──────── Material provided
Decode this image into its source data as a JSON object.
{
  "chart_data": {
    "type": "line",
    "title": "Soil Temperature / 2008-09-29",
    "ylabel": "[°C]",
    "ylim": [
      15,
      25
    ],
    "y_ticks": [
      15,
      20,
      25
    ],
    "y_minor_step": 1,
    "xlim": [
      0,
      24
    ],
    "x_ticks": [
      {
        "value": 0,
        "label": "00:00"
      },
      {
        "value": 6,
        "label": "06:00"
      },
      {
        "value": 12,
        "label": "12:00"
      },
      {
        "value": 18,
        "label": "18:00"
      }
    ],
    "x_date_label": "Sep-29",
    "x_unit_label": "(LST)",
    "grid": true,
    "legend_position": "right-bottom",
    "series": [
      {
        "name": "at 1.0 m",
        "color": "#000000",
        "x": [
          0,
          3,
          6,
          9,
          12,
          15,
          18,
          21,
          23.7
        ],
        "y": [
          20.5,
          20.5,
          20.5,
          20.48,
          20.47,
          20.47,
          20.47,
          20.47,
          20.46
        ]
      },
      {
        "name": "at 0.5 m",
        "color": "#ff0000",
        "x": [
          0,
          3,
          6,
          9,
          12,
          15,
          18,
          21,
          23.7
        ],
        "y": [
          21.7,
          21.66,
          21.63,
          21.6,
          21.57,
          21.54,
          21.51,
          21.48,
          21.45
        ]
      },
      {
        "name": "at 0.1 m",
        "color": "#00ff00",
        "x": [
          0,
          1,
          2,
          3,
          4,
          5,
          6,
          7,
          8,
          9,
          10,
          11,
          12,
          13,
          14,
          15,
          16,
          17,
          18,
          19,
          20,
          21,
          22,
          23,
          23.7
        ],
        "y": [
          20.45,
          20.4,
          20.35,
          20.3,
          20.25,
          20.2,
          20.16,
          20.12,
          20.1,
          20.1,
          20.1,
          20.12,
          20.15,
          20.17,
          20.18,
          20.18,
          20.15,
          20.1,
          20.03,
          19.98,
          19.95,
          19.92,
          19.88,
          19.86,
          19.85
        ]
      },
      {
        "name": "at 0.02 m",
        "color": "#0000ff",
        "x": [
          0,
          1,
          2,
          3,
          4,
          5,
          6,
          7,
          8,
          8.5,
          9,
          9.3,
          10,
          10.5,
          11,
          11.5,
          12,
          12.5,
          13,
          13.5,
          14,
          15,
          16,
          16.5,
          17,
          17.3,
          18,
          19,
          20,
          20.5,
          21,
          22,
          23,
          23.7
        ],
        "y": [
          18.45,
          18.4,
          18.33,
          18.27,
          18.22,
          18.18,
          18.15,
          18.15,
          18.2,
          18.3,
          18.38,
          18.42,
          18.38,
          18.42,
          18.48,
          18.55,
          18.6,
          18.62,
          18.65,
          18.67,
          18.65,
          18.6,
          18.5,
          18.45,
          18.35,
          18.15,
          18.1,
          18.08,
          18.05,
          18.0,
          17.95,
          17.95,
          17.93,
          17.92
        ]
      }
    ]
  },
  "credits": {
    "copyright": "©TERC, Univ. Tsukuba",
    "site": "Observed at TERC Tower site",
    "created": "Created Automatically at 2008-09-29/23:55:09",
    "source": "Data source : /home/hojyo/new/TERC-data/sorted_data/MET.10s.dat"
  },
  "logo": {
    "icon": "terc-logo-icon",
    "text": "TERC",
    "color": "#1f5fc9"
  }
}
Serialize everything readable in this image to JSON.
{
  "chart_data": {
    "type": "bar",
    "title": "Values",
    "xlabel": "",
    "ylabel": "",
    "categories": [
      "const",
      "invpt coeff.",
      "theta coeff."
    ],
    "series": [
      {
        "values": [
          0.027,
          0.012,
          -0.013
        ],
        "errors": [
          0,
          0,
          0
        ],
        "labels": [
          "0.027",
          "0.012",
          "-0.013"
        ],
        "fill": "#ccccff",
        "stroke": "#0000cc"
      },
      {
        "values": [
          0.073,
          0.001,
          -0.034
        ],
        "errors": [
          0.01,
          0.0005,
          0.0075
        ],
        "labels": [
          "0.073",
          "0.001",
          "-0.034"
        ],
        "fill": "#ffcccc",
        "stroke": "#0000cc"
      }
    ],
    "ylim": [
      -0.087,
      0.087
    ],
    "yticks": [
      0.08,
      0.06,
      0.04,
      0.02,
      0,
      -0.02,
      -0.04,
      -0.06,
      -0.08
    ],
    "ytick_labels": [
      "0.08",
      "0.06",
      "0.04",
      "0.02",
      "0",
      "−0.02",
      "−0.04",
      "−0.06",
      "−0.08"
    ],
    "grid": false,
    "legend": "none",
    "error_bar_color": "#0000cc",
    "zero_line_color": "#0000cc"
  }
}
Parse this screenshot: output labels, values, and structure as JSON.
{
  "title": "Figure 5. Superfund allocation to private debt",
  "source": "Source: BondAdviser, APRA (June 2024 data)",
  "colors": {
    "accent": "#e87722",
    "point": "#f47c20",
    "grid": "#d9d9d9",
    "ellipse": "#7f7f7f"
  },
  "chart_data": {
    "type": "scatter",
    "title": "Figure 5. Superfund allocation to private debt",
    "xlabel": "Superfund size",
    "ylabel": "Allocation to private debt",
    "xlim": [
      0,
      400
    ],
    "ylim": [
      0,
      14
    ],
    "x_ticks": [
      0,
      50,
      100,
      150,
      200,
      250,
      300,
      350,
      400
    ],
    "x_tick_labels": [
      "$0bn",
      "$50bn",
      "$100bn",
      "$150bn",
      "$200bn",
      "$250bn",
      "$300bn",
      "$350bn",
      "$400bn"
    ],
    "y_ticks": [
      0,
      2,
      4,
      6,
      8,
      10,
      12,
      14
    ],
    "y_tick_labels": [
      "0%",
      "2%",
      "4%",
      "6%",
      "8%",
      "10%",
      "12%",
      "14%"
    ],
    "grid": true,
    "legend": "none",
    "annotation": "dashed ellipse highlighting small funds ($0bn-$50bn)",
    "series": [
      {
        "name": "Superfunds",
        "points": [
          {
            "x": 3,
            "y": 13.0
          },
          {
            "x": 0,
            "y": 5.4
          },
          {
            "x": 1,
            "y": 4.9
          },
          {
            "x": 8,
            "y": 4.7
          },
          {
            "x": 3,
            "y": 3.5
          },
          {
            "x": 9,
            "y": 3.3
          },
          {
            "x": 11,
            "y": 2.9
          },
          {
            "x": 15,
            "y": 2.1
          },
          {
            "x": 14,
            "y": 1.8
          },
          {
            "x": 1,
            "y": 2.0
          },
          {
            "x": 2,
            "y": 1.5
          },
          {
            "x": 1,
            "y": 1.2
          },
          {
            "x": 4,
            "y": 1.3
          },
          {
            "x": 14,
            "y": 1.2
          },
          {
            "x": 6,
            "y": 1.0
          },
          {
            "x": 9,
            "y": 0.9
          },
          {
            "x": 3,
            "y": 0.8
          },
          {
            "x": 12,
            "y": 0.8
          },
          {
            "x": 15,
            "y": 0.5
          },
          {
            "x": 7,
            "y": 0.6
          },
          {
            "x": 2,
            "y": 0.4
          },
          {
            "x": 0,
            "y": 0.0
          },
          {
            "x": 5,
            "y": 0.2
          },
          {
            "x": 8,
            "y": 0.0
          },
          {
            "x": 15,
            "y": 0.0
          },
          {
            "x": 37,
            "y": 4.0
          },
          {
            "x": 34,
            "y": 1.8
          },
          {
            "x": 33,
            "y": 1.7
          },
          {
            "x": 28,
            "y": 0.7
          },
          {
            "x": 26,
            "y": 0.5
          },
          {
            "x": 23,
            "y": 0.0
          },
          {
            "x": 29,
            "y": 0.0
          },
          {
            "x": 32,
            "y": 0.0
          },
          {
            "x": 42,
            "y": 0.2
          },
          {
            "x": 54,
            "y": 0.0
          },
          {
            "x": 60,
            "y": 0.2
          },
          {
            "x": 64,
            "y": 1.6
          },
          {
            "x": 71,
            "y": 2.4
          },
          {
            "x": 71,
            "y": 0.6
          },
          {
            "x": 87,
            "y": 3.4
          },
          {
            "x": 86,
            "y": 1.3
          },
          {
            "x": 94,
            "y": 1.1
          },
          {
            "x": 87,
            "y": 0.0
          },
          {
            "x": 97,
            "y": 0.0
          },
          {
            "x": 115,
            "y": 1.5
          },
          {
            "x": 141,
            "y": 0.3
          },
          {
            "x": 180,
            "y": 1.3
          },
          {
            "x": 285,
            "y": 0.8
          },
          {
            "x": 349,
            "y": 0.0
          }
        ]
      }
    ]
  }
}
────────────────
Given task. Extract lines where the string "ylabel" occurs.

Output of the exercise.
    "ylabel": "[°C]",
    "ylabel": "",
    "ylabel": "Allocation to private debt",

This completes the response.